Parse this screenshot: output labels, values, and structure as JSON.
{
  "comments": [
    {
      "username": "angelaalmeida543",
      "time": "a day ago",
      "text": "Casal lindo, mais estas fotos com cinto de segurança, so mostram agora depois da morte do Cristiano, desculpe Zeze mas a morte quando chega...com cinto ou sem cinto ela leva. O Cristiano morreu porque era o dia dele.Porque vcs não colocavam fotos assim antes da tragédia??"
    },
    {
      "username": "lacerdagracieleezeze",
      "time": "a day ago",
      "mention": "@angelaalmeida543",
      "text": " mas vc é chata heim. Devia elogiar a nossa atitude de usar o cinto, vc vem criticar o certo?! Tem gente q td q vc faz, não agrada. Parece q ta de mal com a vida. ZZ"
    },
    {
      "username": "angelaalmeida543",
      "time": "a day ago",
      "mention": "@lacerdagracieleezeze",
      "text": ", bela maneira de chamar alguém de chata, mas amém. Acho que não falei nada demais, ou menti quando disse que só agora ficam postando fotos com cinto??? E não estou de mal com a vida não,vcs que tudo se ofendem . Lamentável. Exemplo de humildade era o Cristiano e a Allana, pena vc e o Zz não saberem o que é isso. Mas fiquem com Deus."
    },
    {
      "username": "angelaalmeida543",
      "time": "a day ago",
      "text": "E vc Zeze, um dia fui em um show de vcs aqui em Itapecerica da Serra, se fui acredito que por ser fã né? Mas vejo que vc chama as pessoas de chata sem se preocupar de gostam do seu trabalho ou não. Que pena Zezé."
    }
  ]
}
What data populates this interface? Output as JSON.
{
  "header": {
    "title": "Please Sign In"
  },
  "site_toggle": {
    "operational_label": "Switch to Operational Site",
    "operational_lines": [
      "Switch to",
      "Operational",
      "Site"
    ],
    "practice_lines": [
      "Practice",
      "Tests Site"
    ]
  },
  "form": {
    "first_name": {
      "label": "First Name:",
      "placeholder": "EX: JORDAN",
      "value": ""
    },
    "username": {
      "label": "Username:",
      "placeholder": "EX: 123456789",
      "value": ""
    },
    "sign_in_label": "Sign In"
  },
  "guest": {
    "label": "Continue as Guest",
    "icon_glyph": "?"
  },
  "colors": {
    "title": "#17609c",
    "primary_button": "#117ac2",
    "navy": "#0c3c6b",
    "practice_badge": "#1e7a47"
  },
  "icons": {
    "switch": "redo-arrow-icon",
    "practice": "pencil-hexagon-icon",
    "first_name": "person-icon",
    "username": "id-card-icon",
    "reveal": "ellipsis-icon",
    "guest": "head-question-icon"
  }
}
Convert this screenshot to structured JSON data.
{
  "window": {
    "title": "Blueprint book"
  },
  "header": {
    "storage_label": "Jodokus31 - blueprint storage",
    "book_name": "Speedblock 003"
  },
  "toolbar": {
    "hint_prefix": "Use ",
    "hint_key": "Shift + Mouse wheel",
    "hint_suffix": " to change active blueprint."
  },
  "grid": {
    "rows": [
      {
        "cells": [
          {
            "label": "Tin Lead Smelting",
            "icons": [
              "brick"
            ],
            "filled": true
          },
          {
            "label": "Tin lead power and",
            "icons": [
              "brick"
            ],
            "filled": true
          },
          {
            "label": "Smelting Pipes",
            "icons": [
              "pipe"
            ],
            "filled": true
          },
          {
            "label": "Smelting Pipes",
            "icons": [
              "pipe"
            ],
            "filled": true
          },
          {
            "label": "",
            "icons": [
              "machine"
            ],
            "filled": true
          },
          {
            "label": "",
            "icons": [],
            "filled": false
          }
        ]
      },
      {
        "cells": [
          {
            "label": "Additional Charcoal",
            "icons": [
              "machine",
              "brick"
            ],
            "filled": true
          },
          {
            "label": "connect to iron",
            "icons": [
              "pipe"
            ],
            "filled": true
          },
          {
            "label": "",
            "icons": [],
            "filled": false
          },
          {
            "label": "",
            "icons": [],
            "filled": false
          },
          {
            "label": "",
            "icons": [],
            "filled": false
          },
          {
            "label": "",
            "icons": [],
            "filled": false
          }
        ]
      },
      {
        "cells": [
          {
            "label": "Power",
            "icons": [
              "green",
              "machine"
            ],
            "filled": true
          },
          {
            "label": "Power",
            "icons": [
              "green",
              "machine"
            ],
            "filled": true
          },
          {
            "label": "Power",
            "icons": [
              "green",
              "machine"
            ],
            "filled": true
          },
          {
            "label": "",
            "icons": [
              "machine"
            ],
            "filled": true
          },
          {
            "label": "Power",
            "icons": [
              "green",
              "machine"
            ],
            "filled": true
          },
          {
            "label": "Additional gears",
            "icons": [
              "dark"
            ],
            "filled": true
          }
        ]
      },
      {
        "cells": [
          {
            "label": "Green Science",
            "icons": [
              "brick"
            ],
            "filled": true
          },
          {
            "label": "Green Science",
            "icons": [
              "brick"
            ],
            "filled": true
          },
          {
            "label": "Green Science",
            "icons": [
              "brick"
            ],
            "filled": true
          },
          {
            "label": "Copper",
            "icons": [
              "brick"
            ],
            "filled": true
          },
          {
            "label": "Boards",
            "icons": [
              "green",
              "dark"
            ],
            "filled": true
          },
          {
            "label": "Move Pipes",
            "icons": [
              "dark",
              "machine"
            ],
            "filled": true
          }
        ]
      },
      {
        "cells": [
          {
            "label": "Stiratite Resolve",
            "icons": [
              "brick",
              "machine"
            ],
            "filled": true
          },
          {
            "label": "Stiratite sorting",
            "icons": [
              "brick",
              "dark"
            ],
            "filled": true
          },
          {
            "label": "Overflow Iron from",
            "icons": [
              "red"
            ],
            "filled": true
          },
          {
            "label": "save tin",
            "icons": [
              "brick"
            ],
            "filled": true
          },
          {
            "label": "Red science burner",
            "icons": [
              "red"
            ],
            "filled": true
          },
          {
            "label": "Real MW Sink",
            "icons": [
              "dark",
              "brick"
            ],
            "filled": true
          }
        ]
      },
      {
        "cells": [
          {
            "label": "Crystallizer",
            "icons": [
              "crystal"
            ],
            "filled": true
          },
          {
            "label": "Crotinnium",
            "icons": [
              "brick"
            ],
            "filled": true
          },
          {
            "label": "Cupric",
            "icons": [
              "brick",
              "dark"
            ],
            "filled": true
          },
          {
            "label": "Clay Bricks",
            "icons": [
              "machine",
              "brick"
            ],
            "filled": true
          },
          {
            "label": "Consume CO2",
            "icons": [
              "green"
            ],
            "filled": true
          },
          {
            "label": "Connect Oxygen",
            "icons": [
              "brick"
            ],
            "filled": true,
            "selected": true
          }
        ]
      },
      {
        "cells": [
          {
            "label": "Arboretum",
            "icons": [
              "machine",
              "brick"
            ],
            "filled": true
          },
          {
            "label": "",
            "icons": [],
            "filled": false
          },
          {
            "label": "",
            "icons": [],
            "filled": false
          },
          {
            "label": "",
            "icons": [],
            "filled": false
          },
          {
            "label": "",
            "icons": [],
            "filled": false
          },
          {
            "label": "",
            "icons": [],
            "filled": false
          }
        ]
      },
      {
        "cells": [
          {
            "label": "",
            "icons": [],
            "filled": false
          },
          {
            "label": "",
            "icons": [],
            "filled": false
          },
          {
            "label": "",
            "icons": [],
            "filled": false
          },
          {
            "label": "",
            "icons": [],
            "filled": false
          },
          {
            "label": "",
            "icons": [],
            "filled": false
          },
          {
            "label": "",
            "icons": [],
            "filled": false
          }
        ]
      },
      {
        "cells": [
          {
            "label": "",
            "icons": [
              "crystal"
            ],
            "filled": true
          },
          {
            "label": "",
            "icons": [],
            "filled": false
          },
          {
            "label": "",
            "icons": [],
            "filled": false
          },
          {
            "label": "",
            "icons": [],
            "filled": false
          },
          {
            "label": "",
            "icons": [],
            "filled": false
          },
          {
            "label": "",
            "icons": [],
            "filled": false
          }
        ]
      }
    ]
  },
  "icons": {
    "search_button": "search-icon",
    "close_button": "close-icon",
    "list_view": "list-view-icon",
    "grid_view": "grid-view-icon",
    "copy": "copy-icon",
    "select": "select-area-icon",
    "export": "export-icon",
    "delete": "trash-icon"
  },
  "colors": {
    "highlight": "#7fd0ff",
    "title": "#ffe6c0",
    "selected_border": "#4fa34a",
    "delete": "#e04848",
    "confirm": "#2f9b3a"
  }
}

Direction: Extract, from the material above, each line holding the word "quando".

Written solution:
      "text": "Casal lindo, mais estas fotos com cinto de segurança, so mostram agora depois da morte do Cristiano, desculpe Zeze mas a morte quando chega...com cinto ou sem cinto ela leva. O Cristiano morreu porque era o dia dele.Porque vcs não colocavam fotos assim antes da tragédia??"
      "text": ", bela maneira de chamar alguém de chata, mas amém. Acho que não falei nada demais, ou menti quando disse que só agora ficam postando fotos com cinto??? E não estou de mal com a vida não,vcs que tudo se ofendem . Lamentável. Exemplo de humildade era o Cristiano e a Allana, pena vc e o Zz não saberem o que é isso. Mas fiquem com Deus."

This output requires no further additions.